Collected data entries
..............................

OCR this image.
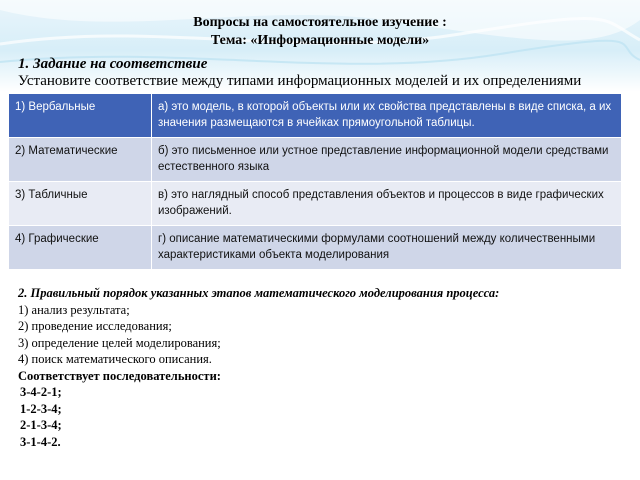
Вопросы на самостоятельное изучение :
Тема: «Информационные модели»
1. Задание на соответствие
Установите соответствие между типами информационных моделей и их определениями
1) Вербальные	а) это модель, в которой объекты или их свойства представлены в виде списка, а их значения размещаются в ячейках прямоугольной таблицы.
2) Математические	б) это письменное или устное представление информационной модели средствами естественного языка
3) Табличные	в) это наглядный способ представления объектов и процессов в виде графических изображений.
4) Графические	г) описание математическими формулами соотношений между количественными характеристиками объекта моделирования
2. Правильный порядок указанных этапов математического моделирования процесса:
1) анализ результата;
2) проведение исследования;
3) определение целей моделирования;
4) поиск математического описания.
Соответствует последовательности:
3-4-2-1;
1-2-3-4;
2-1-3-4;
3-1-4-2.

..............................

- [TASK GOAL] Determine how many lines include the word "между" and report that number by itself.

- [WORKED ANSWER] 2